### [GOAL OF THE EXERCISE]
Extract each line of the records that contains the word "prescribed". Case counts.

### [SOURCE RECORDS]
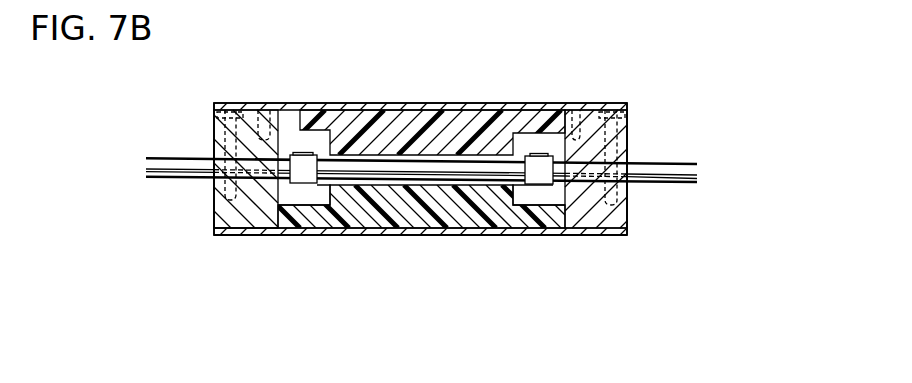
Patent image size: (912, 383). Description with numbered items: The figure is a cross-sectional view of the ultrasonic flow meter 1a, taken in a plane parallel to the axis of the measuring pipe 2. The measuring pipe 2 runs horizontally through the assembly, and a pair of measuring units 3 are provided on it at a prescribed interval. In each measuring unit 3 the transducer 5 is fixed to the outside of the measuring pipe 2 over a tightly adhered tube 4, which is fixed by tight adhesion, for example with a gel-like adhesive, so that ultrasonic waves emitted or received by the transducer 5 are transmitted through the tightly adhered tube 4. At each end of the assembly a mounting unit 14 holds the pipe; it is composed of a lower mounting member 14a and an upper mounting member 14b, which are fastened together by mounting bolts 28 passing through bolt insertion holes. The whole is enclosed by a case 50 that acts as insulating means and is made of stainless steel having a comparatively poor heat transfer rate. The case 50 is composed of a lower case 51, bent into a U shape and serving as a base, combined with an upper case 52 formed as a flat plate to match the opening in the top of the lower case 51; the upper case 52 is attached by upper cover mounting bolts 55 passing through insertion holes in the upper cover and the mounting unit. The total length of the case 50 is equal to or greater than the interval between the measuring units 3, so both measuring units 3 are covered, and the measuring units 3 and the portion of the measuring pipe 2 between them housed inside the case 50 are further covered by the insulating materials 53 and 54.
--
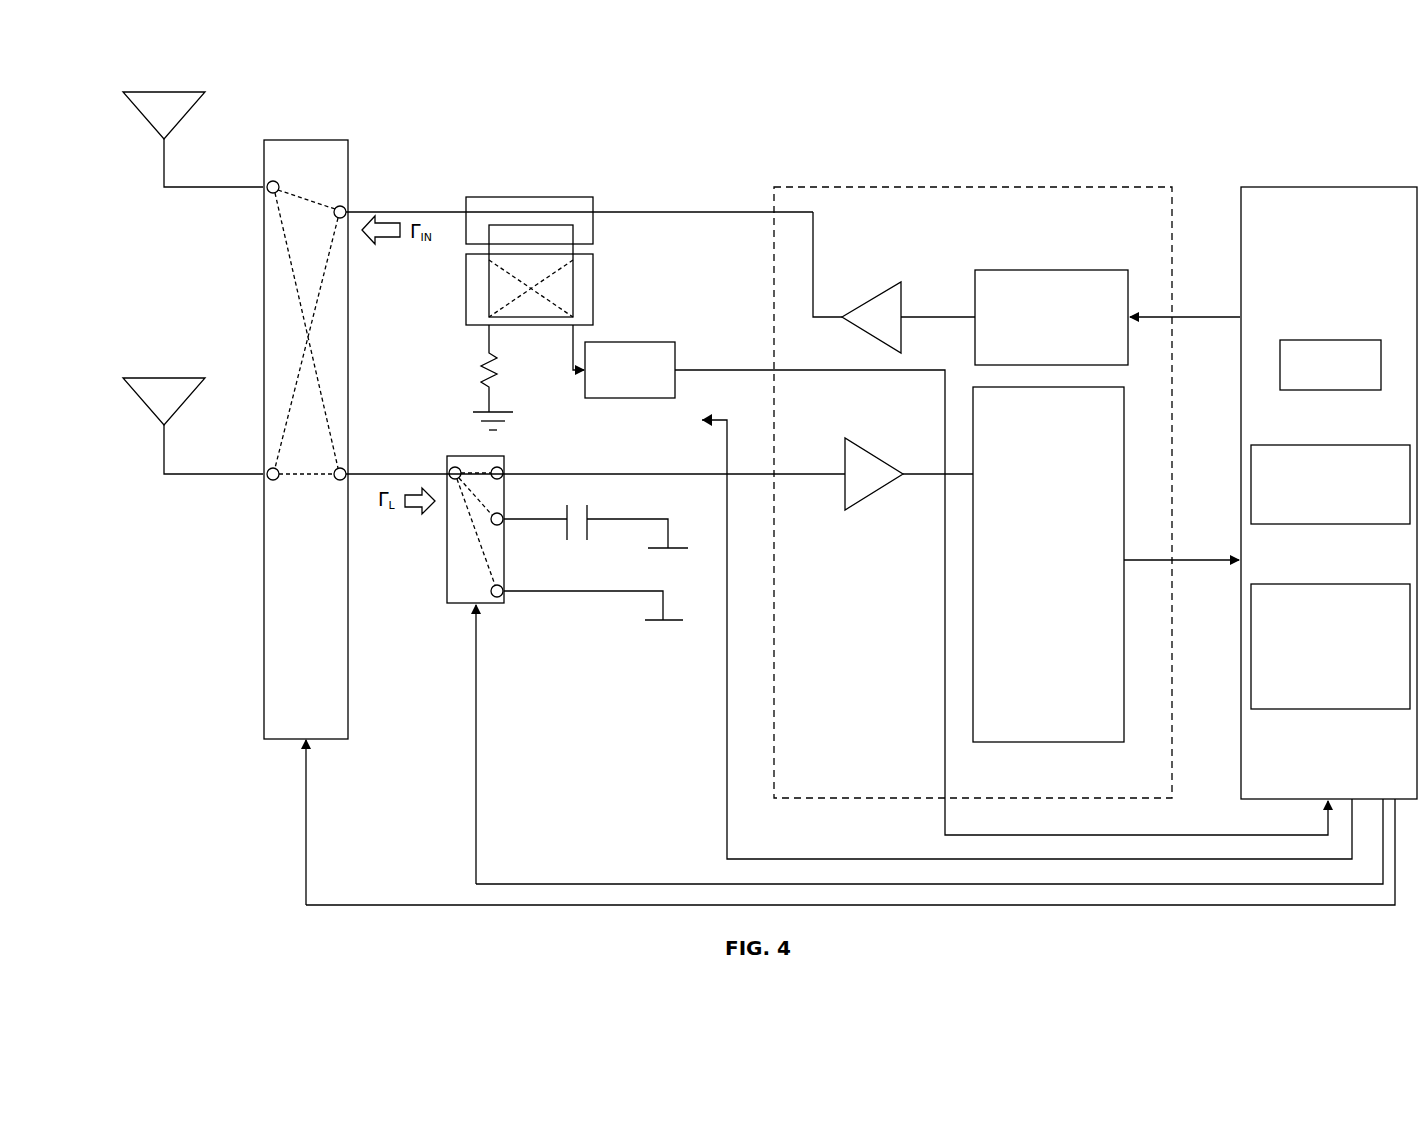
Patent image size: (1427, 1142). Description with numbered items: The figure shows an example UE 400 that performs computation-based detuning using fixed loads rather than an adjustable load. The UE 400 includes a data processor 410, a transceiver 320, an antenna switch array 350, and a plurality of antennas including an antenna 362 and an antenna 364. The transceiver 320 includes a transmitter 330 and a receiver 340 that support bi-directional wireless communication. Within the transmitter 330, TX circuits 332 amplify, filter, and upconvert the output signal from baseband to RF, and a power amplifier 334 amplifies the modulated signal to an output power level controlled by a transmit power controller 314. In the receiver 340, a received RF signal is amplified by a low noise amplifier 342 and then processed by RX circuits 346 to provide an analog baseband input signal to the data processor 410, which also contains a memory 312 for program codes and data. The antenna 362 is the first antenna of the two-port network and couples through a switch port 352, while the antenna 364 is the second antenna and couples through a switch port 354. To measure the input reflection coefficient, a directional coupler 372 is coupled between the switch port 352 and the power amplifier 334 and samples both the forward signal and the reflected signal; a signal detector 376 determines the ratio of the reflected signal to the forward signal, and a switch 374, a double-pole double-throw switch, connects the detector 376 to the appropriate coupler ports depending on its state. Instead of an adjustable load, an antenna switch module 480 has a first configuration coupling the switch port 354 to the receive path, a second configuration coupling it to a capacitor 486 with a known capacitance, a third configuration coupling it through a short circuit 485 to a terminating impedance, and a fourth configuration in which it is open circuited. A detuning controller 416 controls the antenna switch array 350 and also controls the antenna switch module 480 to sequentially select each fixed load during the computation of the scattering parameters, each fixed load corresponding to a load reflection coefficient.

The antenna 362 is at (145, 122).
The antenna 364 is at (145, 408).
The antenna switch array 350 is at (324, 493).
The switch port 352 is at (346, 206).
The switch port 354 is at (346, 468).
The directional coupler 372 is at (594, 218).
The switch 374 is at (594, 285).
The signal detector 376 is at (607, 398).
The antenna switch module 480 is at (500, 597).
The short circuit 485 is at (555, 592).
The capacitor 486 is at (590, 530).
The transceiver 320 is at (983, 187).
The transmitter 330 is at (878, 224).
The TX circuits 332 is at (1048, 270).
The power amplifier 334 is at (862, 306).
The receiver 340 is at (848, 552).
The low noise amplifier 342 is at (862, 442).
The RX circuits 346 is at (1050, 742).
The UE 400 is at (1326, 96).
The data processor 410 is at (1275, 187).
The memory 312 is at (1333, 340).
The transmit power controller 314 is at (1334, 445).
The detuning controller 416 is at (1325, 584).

### [OUTPUT FOR THIS TASK]
Patent image size: (912, 383). Description with numbered items: The figure is a cross-sectional view of the ultrasonic flow meter 1a, taken in a plane parallel to the axis of the measuring pipe 2. The measuring pipe 2 runs horizontally through the assembly, and a pair of measuring units 3 are provided on it at a prescribed interval. In each measuring unit 3 the transducer 5 is fixed to the outside of the measuring pipe 2 over a tightly adhered tube 4, which is fixed by tight adhesion, for example with a gel-like adhesive, so that ultrasonic waves emitted or received by the transducer 5 are transmitted through the tightly adhered tube 4. At each end of the assembly a mounting unit 14 holds the pipe; it is composed of a lower mounting member 14a and an upper mounting member 14b, which are fastened together by mounting bolts 28 passing through bolt insertion holes. The whole is enclosed by a case 50 that acts as insulating means and is made of stainless steel having a comparatively poor heat transfer rate. The case 50 is composed of a lower case 51, bent into a U shape and serving as a base, combined with an upper case 52 formed as a flat plate to match the opening in the top of the lower case 51; the upper case 52 is attached by upper cover mounting bolts 55 passing through insertion holes in the upper cover and the mounting unit. The total length of the case 50 is equal to or greater than the interval between the measuring units 3, so both measuring units 3 are covered, and the measuring units 3 and the portion of the measuring pipe 2 between them housed inside the case 50 are further covered by the insulating materials 53 and 54.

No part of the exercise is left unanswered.